--- BEGIN Source data ---

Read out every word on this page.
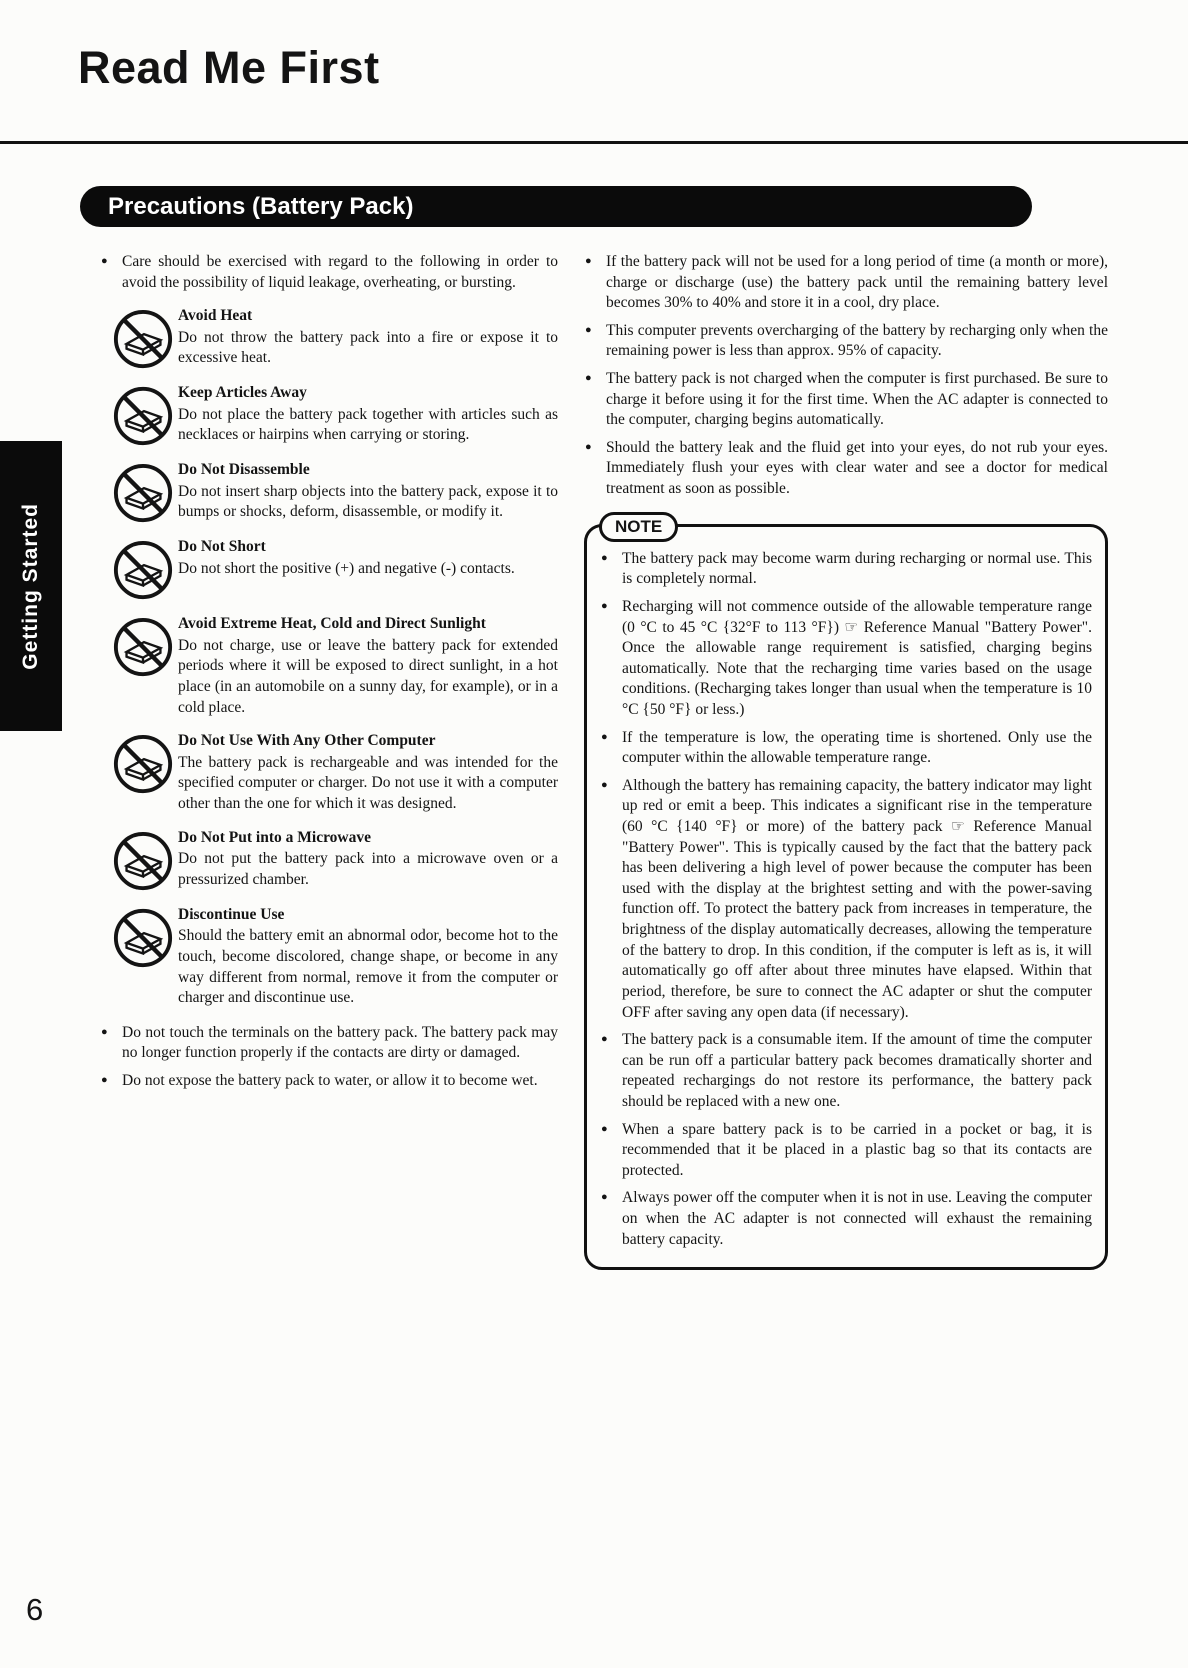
Read Me First
Precautions (Battery Pack)
Getting Started
● Care should be exercised with regard to the following in order to avoid the possibility of liquid leakage, overheating, or bursting.
Avoid Heat
Do not throw the battery pack into a fire or expose it to excessive heat.
Keep Articles Away
Do not place the battery pack together with articles such as necklaces or hairpins when carrying or storing.
Do Not Disassemble
Do not insert sharp objects into the battery pack, expose it to bumps or shocks, deform, disassemble, or modify it.
Do Not Short
Do not short the positive (+) and negative (-) contacts.
Avoid Extreme Heat, Cold and Direct Sunlight
Do not charge, use or leave the battery pack for extended periods where it will be exposed to direct sunlight, in a hot place (in an automobile on a sunny day, for example), or in a cold place.
Do Not Use With Any Other Computer
The battery pack is rechargeable and was intended for the specified computer or charger. Do not use it with a computer other than the one for which it was designed.
Do Not Put into a Microwave
Do not put the battery pack into a microwave oven or a pressurized chamber.
Discontinue Use
Should the battery emit an abnormal odor, become hot to the touch, become discolored, change shape, or become in any way different from normal, remove it from the computer or charger and discontinue use.
● Do not touch the terminals on the battery pack. The battery pack may no longer function properly if the contacts are dirty or damaged.
● Do not expose the battery pack to water, or allow it to become wet.
● If the battery pack will not be used for a long period of time (a month or more), charge or discharge (use) the battery pack until the remaining battery level becomes 30% to 40% and store it in a cool, dry place.
● This computer prevents overcharging of the battery by recharging only when the remaining power is less than approx. 95% of capacity.
● The battery pack is not charged when the computer is first purchased. Be sure to charge it before using it for the first time. When the AC adapter is connected to the computer, charging begins automatically.
● Should the battery leak and the fluid get into your eyes, do not rub your eyes. Immediately flush your eyes with clear water and see a doctor for medical treatment as soon as possible.
NOTE
● The battery pack may become warm during recharging or normal use. This is completely normal.
● Recharging will not commence outside of the allowable temperature range (0 °C to 45 °C {32°F to 113 °F}) ☞ Reference Manual "Battery Power". Once the allowable range requirement is satisfied, charging begins automatically. Note that the recharging time varies based on the usage conditions. (Recharging takes longer than usual when the temperature is 10 °C {50 °F} or less.)
● If the temperature is low, the operating time is shortened. Only use the computer within the allowable temperature range.
● Although the battery has remaining capacity, the battery indicator may light up red or emit a beep. This indicates a significant rise in the temperature (60 °C {140 °F} or more) of the battery pack ☞ Reference Manual "Battery Power". This is typically caused by the fact that the battery pack has been delivering a high level of power because the computer has been used with the display at the brightest setting and with the power-saving function off. To protect the battery pack from increases in temperature, the brightness of the display automatically decreases, allowing the temperature of the battery to drop. In this condition, if the computer is left as is, it will automatically go off after about three minutes have elapsed. Within that period, therefore, be sure to connect the AC adapter or shut the computer OFF after saving any open data (if necessary).
● The battery pack is a consumable item. If the amount of time the computer can be run off a particular battery pack becomes dramatically shorter and repeated rechargings do not restore its performance, the battery pack should be replaced with a new one.
● When a spare battery pack is to be carried in a pocket or bag, it is recommended that it be placed in a plastic bag so that its contacts are protected.
● Always power off the computer when it is not in use. Leaving the computer on when the AC adapter is not connected will exhaust the remaining battery capacity.
6
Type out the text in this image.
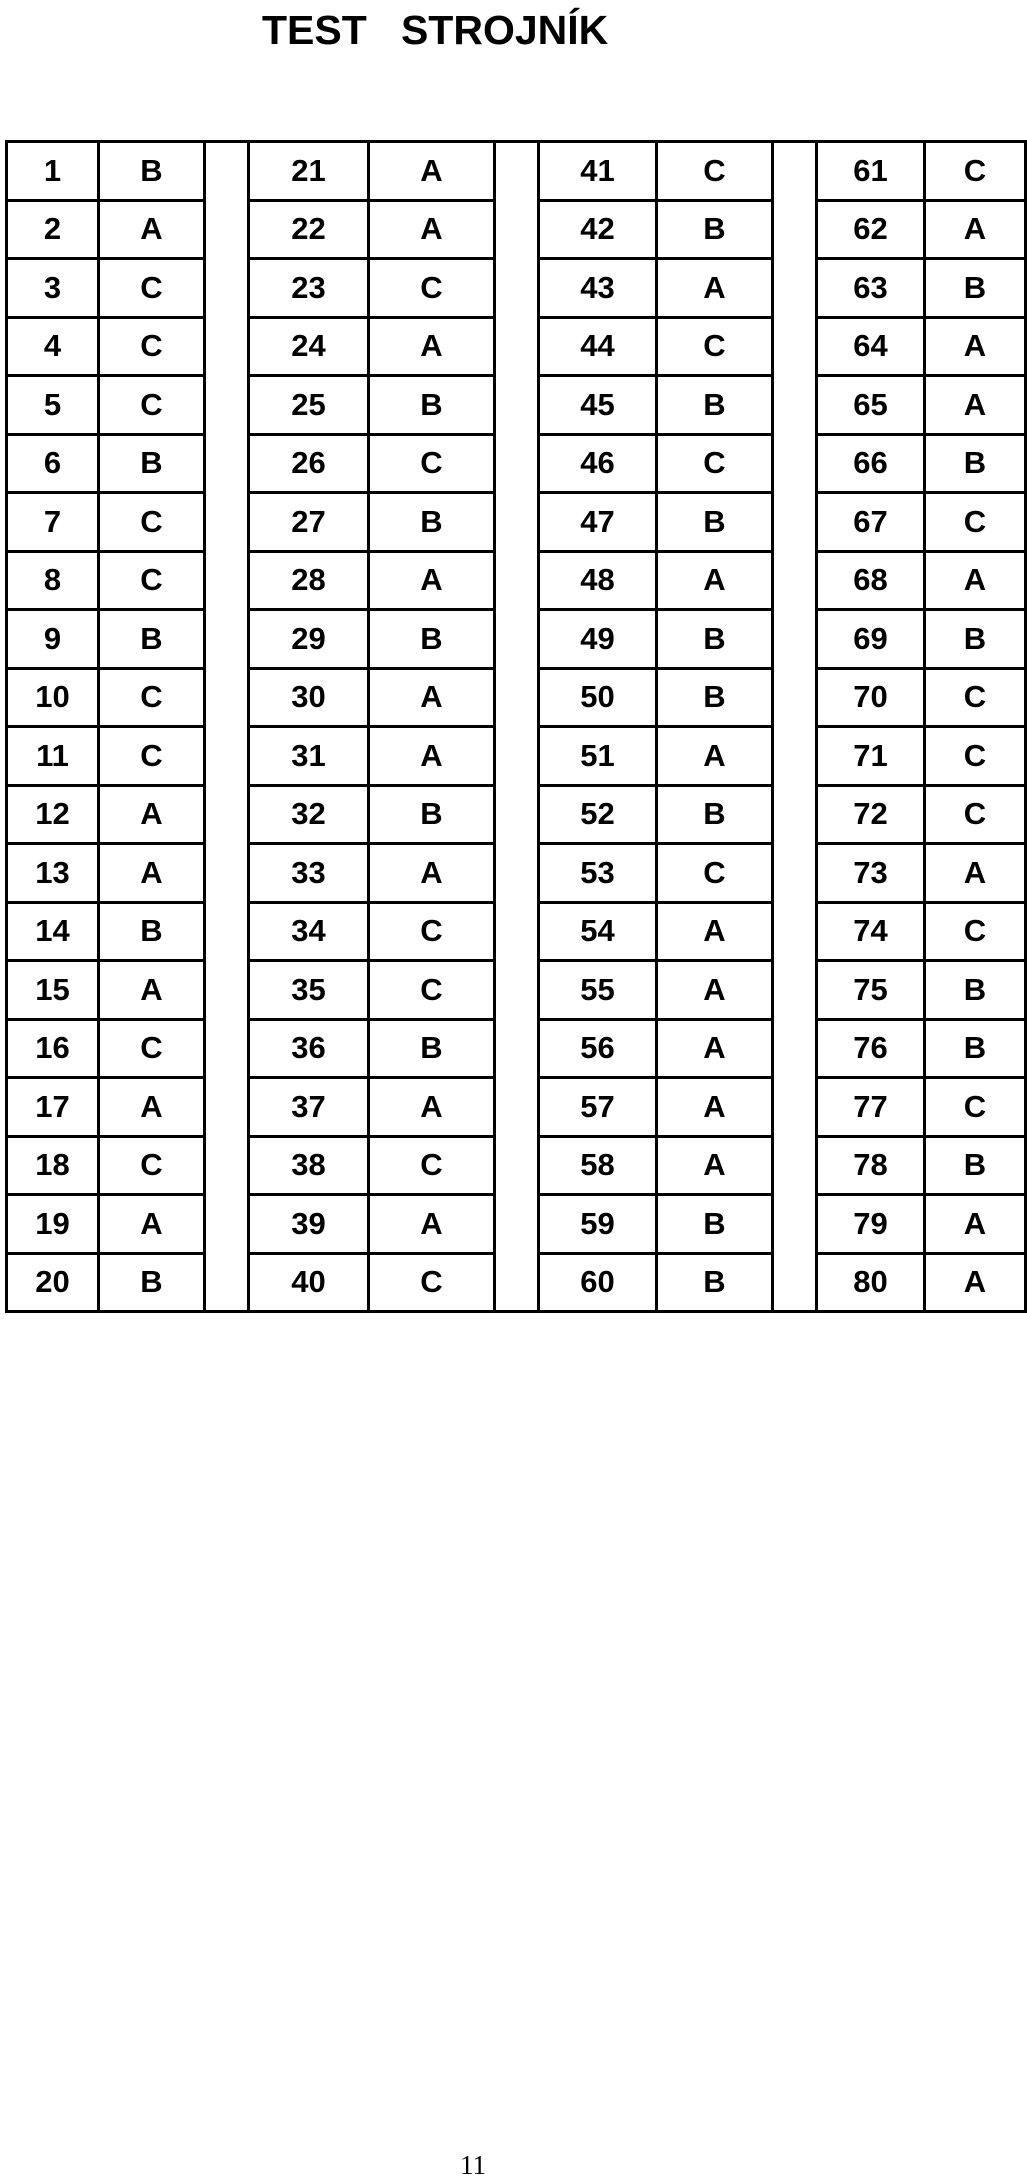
TEST   STROJNÍK
1	B		21	A		41	C		61	C
2	A		22	A		42	B		62	A
3	C		23	C		43	A		63	B
4	C		24	A		44	C		64	A
5	C		25	B		45	B		65	A
6	B		26	C		46	C		66	B
7	C		27	B		47	B		67	C
8	C		28	A		48	A		68	A
9	B		29	B		49	B		69	B
10	C		30	A		50	B		70	C
11	C		31	A		51	A		71	C
12	A		32	B		52	B		72	C
13	A		33	A		53	C		73	A
14	B		34	C		54	A		74	C
15	A		35	C		55	A		75	B
16	C		36	B		56	A		76	B
17	A		37	A		57	A		77	C
18	C		38	C		58	A		78	B
19	A		39	A		59	B		79	A
20	B		40	C		60	B		80	A

11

--- END Source data ---

§ **Task requirements**
Working from the listing above, pick out every line that has "charger" and copy it.

§ **Response**
The battery pack is rechargeable and was intended for the specified computer or charger. Do not use it with a computer other than the one for which it was designed.
Should the battery emit an abnormal odor, become hot to the touch, become discolored, change shape, or become in any way different from normal, remove it from the computer or charger and discontinue use.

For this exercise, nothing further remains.